Your instructions ::
For each line below that contains the word "supportive", return that line.

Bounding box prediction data
<<<<

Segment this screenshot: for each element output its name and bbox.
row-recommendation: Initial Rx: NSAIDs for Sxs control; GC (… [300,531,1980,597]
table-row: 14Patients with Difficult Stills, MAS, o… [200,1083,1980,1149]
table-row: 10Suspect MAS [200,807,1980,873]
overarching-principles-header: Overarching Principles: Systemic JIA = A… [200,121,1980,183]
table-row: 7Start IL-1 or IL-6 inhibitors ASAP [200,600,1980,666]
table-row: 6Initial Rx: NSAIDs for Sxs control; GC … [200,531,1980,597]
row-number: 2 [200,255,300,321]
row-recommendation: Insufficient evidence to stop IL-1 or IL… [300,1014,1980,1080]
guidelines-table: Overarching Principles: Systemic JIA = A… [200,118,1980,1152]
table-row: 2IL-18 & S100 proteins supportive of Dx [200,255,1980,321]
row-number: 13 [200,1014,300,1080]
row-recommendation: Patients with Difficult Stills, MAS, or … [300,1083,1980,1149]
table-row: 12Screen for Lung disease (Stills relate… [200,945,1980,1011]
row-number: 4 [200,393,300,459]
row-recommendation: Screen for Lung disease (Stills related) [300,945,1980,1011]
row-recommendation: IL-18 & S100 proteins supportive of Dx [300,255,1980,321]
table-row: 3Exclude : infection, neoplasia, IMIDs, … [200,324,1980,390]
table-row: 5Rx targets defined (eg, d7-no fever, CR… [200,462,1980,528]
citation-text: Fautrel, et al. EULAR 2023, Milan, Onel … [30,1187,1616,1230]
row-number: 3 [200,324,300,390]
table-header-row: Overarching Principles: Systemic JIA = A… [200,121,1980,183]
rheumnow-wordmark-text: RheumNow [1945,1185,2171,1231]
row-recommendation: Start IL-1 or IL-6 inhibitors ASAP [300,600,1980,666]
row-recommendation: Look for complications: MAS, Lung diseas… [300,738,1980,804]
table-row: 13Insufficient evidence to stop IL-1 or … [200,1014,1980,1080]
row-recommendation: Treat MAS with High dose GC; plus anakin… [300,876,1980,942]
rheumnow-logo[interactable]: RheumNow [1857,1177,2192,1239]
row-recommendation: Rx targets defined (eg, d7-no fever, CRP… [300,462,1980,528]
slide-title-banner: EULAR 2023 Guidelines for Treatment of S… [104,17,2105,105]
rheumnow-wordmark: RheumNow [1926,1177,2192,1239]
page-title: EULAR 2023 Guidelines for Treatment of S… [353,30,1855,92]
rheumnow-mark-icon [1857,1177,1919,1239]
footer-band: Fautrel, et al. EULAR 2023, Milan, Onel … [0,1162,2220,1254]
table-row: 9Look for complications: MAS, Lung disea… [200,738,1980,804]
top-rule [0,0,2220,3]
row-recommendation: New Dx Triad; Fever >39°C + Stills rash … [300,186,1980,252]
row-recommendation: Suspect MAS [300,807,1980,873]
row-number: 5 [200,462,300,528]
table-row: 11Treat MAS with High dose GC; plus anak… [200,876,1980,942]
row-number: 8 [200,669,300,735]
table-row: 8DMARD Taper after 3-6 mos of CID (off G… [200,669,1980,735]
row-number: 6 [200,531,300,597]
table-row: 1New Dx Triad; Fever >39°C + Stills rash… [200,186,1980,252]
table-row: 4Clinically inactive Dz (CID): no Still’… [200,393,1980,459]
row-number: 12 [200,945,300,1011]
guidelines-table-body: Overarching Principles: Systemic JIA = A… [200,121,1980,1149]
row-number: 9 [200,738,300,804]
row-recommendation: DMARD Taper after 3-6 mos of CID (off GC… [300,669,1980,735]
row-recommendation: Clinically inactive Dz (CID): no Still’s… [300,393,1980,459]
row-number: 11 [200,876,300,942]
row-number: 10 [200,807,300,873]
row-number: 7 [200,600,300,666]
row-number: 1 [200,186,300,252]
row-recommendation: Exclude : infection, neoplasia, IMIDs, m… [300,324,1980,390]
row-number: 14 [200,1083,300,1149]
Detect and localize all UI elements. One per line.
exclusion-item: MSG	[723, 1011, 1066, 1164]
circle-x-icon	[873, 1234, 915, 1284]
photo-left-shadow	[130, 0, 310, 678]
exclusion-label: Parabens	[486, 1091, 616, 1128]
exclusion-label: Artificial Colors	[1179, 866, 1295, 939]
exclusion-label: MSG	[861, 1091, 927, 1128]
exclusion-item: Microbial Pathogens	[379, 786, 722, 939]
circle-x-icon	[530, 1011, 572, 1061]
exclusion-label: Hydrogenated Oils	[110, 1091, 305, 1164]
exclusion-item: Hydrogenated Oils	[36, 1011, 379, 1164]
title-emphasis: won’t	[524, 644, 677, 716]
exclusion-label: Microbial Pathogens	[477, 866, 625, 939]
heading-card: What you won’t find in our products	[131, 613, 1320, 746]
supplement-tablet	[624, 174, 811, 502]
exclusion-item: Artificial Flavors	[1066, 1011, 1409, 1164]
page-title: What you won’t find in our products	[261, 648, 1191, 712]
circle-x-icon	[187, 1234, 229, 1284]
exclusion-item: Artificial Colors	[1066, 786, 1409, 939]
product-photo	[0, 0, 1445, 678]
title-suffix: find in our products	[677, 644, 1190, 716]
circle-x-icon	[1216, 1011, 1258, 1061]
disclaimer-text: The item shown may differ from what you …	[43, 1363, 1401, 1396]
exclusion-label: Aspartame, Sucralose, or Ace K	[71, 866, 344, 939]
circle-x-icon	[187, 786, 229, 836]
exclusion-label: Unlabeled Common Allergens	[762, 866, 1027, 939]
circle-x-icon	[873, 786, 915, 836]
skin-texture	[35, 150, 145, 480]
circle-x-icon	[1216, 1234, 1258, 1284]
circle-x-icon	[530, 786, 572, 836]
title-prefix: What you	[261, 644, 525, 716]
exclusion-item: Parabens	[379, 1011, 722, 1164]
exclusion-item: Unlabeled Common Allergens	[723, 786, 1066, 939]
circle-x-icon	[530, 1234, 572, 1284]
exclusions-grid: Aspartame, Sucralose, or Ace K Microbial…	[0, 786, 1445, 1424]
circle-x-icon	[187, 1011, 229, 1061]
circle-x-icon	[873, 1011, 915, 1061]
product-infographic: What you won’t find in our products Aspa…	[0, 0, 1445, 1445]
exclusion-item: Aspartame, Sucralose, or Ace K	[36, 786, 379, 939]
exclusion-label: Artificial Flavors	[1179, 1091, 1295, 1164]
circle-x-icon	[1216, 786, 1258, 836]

>>>>

Result below ::
table-row: 2IL-18 & S100 proteins supportive of Dx [200,255,1980,321]
row-recommendation: IL-18 & S100 proteins supportive of Dx [300,255,1980,321]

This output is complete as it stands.